Collected data:
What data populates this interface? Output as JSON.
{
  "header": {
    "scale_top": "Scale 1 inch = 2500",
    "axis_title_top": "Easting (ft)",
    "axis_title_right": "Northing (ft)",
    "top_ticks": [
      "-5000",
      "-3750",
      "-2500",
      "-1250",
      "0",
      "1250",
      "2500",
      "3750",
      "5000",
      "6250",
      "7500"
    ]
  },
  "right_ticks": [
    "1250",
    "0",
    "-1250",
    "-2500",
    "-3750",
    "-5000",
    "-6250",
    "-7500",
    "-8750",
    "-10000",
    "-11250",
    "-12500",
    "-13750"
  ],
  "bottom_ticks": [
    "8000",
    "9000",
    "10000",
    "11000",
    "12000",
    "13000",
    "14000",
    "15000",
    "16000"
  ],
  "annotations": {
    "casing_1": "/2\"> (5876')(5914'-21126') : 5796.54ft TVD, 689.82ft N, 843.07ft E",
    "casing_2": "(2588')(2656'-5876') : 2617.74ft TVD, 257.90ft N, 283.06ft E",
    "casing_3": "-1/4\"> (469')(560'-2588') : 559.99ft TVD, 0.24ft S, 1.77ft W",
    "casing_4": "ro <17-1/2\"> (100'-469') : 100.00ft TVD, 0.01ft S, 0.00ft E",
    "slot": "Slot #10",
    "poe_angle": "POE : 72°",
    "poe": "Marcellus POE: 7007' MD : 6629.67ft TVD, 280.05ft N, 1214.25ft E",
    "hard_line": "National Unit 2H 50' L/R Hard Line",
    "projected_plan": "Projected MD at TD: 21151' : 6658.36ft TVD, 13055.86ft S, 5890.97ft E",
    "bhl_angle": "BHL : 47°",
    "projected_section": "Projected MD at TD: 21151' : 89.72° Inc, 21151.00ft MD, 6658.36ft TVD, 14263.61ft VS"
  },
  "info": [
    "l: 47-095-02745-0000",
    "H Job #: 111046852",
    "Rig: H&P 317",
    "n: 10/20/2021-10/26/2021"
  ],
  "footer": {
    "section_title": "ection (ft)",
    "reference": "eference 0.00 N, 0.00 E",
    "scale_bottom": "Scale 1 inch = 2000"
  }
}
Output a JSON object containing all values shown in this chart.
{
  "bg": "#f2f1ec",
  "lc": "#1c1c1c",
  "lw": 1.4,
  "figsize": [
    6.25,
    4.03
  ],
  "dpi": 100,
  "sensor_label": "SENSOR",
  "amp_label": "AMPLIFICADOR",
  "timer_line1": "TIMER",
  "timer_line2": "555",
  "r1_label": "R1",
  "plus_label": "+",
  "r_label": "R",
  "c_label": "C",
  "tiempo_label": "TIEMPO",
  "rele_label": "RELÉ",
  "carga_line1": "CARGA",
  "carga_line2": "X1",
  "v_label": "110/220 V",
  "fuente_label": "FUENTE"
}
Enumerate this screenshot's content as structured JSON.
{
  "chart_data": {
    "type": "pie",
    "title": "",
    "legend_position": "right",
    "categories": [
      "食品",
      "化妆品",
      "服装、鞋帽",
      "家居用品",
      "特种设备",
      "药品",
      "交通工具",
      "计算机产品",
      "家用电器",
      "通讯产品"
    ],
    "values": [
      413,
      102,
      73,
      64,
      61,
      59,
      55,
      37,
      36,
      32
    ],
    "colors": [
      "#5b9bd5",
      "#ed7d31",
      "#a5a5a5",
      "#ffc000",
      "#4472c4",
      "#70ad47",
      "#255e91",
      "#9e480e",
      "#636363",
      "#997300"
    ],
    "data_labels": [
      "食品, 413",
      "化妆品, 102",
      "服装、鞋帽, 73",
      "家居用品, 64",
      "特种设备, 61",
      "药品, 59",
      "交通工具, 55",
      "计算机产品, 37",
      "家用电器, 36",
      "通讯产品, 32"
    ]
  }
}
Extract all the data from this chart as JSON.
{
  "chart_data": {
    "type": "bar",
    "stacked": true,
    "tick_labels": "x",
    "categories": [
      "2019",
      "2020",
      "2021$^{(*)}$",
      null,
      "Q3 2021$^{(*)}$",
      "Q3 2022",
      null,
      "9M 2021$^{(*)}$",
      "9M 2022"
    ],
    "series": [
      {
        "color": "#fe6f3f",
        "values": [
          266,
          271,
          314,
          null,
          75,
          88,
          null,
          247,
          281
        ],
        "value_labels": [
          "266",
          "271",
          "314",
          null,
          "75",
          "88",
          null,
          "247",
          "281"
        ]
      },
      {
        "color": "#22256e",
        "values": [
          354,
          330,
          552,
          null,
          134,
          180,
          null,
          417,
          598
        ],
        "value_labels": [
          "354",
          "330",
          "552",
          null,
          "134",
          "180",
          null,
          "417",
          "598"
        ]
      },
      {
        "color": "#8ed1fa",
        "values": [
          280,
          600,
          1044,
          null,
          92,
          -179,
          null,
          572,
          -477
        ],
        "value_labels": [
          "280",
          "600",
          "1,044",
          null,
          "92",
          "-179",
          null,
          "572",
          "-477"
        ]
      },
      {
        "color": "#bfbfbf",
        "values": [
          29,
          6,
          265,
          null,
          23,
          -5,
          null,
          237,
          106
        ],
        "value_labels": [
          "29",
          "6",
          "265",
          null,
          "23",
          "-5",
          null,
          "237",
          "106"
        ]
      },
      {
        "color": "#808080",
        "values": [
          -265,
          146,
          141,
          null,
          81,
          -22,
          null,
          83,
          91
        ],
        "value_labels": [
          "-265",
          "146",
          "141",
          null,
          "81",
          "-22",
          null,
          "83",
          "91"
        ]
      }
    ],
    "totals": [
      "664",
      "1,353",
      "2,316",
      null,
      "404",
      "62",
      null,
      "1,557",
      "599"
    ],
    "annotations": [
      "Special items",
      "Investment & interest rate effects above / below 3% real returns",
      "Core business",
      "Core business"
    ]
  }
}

Problem to work on: Transcribe the full listing above without leaving anything out.

Response to the exercise:
What data populates this interface? Output as JSON.
{
  "header": {
    "scale_top": "Scale 1 inch = 2500",
    "axis_title_top": "Easting (ft)",
    "axis_title_right": "Northing (ft)",
    "top_ticks": [
      "-5000",
      "-3750",
      "-2500",
      "-1250",
      "0",
      "1250",
      "2500",
      "3750",
      "5000",
      "6250",
      "7500"
    ]
  },
  "right_ticks": [
    "1250",
    "0",
    "-1250",
    "-2500",
    "-3750",
    "-5000",
    "-6250",
    "-7500",
    "-8750",
    "-10000",
    "-11250",
    "-12500",
    "-13750"
  ],
  "bottom_ticks": [
    "8000",
    "9000",
    "10000",
    "11000",
    "12000",
    "13000",
    "14000",
    "15000",
    "16000"
  ],
  "annotations": {
    "casing_1": "/2\"> (5876')(5914'-21126') : 5796.54ft TVD, 689.82ft N, 843.07ft E",
    "casing_2": "(2588')(2656'-5876') : 2617.74ft TVD, 257.90ft N, 283.06ft E",
    "casing_3": "-1/4\"> (469')(560'-2588') : 559.99ft TVD, 0.24ft S, 1.77ft W",
    "casing_4": "ro <17-1/2\"> (100'-469') : 100.00ft TVD, 0.01ft S, 0.00ft E",
    "slot": "Slot #10",
    "poe_angle": "POE : 72°",
    "poe": "Marcellus POE: 7007' MD : 6629.67ft TVD, 280.05ft N, 1214.25ft E",
    "hard_line": "National Unit 2H 50' L/R Hard Line",
    "projected_plan": "Projected MD at TD: 21151' : 6658.36ft TVD, 13055.86ft S, 5890.97ft E",
    "bhl_angle": "BHL : 47°",
    "projected_section": "Projected MD at TD: 21151' : 89.72° Inc, 21151.00ft MD, 6658.36ft TVD, 14263.61ft VS"
  },
  "info": [
    "l: 47-095-02745-0000",
    "H Job #: 111046852",
    "Rig: H&P 317",
    "n: 10/20/2021-10/26/2021"
  ],
  "footer": {
    "section_title": "ection (ft)",
    "reference": "eference 0.00 N, 0.00 E",
    "scale_bottom": "Scale 1 inch = 2000"
  }
}
Output a JSON object containing all values shown in this chart.
{
  "bg": "#f2f1ec",
  "lc": "#1c1c1c",
  "lw": 1.4,
  "figsize": [
    6.25,
    4.03
  ],
  "dpi": 100,
  "sensor_label": "SENSOR",
  "amp_label": "AMPLIFICADOR",
  "timer_line1": "TIMER",
  "timer_line2": "555",
  "r1_label": "R1",
  "plus_label": "+",
  "r_label": "R",
  "c_label": "C",
  "tiempo_label": "TIEMPO",
  "rele_label": "RELÉ",
  "carga_line1": "CARGA",
  "carga_line2": "X1",
  "v_label": "110/220 V",
  "fuente_label": "FUENTE"
}
Enumerate this screenshot's content as structured JSON.
{
  "chart_data": {
    "type": "pie",
    "title": "",
    "legend_position": "right",
    "categories": [
      "食品",
      "化妆品",
      "服装、鞋帽",
      "家居用品",
      "特种设备",
      "药品",
      "交通工具",
      "计算机产品",
      "家用电器",
      "通讯产品"
    ],
    "values": [
      413,
      102,
      73,
      64,
      61,
      59,
      55,
      37,
      36,
      32
    ],
    "colors": [
      "#5b9bd5",
      "#ed7d31",
      "#a5a5a5",
      "#ffc000",
      "#4472c4",
      "#70ad47",
      "#255e91",
      "#9e480e",
      "#636363",
      "#997300"
    ],
    "data_labels": [
      "食品, 413",
      "化妆品, 102",
      "服装、鞋帽, 73",
      "家居用品, 64",
      "特种设备, 61",
      "药品, 59",
      "交通工具, 55",
      "计算机产品, 37",
      "家用电器, 36",
      "通讯产品, 32"
    ]
  }
}
Extract all the data from this chart as JSON.
{
  "chart_data": {
    "type": "bar",
    "stacked": true,
    "tick_labels": "x",
    "categories": [
      "2019",
      "2020",
      "2021$^{(*)}$",
      null,
      "Q3 2021$^{(*)}$",
      "Q3 2022",
      null,
      "9M 2021$^{(*)}$",
      "9M 2022"
    ],
    "series": [
      {
        "color": "#fe6f3f",
        "values": [
          266,
          271,
          314,
          null,
          75,
          88,
          null,
          247,
          281
        ],
        "value_labels": [
          "266",
          "271",
          "314",
          null,
          "75",
          "88",
          null,
          "247",
          "281"
        ]
      },
      {
        "color": "#22256e",
        "values": [
          354,
          330,
          552,
          null,
          134,
          180,
          null,
          417,
          598
        ],
        "value_labels": [
          "354",
          "330",
          "552",
          null,
          "134",
          "180",
          null,
          "417",
          "598"
        ]
      },
      {
        "color": "#8ed1fa",
        "values": [
          280,
          600,
          1044,
          null,
          92,
          -179,
          null,
          572,
          -477
        ],
        "value_labels": [
          "280",
          "600",
          "1,044",
          null,
          "92",
          "-179",
          null,
          "572",
          "-477"
        ]
      },
      {
        "color": "#bfbfbf",
        "values": [
          29,
          6,
          265,
          null,
          23,
          -5,
          null,
          237,
          106
        ],
        "value_labels": [
          "29",
          "6",
          "265",
          null,
          "23",
          "-5",
          null,
          "237",
          "106"
        ]
      },
      {
        "color": "#808080",
        "values": [
          -265,
          146,
          141,
          null,
          81,
          -22,
          null,
          83,
          91
        ],
        "value_labels": [
          "-265",
          "146",
          "141",
          null,
          "81",
          "-22",
          null,
          "83",
          "91"
        ]
      }
    ],
    "totals": [
      "664",
      "1,353",
      "2,316",
      null,
      "404",
      "62",
      null,
      "1,557",
      "599"
    ],
    "annotations": [
      "Special items",
      "Investment & interest rate effects above / below 3% real returns",
      "Core business",
      "Core business"
    ]
  }
}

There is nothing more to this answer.